### [Goal]
Copy every line from the data below in which the string "Nazan" can be found.

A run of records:

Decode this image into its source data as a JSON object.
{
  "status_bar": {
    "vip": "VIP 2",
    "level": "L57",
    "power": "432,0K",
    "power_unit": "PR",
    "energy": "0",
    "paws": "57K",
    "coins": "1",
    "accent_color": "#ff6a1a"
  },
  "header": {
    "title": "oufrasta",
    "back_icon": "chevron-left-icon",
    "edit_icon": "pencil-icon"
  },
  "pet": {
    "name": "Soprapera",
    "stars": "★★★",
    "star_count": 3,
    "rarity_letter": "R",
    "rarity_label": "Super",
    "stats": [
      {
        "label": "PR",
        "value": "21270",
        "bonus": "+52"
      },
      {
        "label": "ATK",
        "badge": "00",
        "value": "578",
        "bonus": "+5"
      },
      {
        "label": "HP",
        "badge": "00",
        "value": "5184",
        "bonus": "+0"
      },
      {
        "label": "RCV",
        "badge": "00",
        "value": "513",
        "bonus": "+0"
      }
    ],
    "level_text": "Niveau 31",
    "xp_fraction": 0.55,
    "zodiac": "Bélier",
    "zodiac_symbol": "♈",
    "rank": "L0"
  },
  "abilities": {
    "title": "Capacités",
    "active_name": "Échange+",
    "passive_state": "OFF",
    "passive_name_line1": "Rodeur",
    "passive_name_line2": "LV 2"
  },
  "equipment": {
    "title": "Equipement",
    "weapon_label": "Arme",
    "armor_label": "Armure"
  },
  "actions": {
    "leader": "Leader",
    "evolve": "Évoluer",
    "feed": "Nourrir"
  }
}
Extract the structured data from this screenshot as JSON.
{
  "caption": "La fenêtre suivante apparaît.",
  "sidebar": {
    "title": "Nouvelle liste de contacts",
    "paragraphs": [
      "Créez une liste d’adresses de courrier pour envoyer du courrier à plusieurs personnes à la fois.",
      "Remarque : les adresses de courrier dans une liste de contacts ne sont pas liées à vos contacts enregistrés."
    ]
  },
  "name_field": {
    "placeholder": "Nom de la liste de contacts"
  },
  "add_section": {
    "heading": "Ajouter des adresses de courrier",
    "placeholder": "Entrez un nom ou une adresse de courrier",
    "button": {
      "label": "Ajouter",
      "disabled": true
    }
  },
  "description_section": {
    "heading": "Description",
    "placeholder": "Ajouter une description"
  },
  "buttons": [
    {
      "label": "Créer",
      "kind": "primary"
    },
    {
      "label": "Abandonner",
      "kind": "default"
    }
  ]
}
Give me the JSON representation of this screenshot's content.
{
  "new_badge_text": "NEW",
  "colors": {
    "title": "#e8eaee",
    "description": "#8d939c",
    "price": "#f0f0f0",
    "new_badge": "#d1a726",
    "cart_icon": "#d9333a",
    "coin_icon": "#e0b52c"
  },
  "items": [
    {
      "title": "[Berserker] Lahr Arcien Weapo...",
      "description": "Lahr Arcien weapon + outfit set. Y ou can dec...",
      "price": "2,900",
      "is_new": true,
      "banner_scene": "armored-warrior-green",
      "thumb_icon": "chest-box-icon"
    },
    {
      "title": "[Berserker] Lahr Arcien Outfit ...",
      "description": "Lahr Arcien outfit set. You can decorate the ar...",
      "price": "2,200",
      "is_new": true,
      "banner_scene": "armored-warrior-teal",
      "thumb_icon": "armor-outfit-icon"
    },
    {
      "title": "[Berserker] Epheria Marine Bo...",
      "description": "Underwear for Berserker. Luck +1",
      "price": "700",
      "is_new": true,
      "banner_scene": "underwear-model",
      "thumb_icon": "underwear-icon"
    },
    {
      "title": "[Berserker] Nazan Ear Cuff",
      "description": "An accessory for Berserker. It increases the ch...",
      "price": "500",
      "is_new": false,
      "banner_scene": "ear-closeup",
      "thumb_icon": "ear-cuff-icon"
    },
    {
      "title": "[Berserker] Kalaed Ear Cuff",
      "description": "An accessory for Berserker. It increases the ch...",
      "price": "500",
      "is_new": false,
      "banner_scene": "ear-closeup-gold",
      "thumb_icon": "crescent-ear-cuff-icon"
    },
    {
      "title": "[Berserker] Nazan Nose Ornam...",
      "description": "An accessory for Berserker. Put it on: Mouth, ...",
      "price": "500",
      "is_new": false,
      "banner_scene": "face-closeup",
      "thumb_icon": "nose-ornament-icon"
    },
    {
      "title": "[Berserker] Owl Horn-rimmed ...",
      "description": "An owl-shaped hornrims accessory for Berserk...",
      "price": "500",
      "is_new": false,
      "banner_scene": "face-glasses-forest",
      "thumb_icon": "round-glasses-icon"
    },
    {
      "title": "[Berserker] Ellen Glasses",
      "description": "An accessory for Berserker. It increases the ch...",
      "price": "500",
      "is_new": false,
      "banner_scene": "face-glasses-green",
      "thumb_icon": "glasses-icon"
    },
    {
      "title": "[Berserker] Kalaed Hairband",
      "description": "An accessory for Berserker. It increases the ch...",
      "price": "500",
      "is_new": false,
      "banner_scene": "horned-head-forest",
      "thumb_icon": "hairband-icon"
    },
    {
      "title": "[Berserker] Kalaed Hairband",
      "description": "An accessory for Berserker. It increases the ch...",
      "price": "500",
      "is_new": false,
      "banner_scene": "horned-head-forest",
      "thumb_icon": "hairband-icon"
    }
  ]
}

### [Reply]
      "title": "[Berserker] Nazan Ear Cuff",
      "title": "[Berserker] Nazan Nose Ornam...",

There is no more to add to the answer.